Dataset items:
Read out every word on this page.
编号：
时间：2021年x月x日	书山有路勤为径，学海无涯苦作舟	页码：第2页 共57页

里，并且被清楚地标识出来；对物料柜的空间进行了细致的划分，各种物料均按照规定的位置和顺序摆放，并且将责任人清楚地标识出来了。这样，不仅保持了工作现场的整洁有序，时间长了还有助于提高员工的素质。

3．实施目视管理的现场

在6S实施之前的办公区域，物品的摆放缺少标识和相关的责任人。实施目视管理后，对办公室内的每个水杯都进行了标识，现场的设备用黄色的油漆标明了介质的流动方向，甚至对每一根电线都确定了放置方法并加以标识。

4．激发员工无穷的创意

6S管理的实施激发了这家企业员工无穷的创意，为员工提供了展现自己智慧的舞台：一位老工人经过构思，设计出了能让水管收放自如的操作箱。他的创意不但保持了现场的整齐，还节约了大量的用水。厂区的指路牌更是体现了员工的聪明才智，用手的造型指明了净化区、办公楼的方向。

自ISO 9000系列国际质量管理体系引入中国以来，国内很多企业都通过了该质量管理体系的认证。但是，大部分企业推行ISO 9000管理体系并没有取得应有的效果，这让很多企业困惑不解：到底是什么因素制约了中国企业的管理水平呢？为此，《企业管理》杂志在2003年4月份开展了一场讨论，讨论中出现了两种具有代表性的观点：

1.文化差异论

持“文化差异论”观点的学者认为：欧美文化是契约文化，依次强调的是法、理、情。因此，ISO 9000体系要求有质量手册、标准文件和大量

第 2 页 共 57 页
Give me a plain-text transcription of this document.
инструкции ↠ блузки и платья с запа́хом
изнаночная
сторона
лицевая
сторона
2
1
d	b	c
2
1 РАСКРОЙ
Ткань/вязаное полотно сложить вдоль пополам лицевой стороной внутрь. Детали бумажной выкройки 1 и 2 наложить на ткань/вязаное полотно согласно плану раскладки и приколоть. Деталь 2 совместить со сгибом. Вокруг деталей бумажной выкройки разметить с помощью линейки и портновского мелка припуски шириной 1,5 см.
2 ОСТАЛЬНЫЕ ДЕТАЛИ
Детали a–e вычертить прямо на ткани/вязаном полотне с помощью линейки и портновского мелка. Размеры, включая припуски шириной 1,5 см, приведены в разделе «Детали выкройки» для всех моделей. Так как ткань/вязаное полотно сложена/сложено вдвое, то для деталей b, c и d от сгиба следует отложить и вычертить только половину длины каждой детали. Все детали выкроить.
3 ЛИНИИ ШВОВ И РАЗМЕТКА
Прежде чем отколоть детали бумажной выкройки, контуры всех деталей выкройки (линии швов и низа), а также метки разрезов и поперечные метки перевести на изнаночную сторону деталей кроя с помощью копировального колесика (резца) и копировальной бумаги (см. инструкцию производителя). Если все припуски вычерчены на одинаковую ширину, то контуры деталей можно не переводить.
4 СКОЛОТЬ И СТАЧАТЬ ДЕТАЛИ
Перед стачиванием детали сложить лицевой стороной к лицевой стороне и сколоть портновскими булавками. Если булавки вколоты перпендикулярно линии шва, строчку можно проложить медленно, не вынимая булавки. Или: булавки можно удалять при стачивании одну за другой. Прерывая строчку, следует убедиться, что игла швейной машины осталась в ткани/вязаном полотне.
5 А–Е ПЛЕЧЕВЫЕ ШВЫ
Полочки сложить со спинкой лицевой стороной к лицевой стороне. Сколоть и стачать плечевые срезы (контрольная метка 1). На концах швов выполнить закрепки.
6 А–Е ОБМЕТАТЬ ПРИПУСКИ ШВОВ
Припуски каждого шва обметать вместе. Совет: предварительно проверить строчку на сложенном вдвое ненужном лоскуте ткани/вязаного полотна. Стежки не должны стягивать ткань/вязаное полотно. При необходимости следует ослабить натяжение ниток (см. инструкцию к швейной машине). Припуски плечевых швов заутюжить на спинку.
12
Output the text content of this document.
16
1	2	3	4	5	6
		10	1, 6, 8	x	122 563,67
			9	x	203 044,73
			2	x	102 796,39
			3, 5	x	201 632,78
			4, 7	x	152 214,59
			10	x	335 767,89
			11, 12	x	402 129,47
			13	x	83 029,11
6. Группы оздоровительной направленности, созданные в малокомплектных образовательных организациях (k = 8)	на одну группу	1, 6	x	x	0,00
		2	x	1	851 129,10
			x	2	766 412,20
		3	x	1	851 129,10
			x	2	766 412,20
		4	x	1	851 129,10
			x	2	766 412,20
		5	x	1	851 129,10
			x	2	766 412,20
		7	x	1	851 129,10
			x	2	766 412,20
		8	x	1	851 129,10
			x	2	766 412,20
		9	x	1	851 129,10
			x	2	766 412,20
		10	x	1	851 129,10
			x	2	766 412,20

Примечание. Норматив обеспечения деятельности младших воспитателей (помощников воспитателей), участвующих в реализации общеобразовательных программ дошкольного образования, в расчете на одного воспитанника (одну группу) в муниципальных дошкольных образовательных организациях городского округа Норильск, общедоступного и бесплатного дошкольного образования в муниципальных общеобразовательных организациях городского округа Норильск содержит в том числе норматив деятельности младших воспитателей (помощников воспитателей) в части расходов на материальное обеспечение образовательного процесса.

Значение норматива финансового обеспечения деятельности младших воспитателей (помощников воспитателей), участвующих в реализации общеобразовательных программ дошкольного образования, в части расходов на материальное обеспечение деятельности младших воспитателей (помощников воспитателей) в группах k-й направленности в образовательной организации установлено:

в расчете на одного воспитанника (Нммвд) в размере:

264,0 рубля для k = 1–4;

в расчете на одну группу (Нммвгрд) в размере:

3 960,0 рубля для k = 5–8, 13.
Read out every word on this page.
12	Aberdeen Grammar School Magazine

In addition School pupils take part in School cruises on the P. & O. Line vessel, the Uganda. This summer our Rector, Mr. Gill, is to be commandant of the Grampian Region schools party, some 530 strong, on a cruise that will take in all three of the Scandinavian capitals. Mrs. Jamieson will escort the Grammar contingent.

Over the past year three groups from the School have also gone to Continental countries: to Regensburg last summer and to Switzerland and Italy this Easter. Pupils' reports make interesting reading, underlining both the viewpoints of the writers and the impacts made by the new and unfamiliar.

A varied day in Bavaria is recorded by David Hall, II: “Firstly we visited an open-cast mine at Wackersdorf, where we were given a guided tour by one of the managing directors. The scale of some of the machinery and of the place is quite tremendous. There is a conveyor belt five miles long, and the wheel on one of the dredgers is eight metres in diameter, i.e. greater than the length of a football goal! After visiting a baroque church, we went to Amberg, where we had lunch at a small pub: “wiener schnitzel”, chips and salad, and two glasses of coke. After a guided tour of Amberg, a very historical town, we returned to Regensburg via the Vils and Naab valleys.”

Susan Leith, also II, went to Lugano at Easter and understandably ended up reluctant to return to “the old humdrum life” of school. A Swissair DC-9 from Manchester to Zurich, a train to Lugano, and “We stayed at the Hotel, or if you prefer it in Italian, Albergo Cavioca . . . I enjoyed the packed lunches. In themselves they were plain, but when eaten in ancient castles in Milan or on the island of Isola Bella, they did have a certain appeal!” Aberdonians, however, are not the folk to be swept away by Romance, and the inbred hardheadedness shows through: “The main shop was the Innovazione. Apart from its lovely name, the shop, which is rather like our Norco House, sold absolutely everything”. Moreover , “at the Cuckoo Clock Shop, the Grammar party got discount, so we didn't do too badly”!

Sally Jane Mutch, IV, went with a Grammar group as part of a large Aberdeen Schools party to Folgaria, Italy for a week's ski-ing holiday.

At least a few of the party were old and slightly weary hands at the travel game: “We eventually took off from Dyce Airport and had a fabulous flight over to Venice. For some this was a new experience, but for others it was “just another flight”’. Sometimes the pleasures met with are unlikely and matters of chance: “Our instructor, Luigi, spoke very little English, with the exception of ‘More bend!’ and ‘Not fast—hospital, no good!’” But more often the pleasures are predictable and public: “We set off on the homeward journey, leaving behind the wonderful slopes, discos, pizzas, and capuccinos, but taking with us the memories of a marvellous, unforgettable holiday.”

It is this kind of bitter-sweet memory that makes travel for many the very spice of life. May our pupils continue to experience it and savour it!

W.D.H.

TASK BRIEF
Of the lines above, how many hold the string "всех"? Answer with only the number.

SOLUTION
2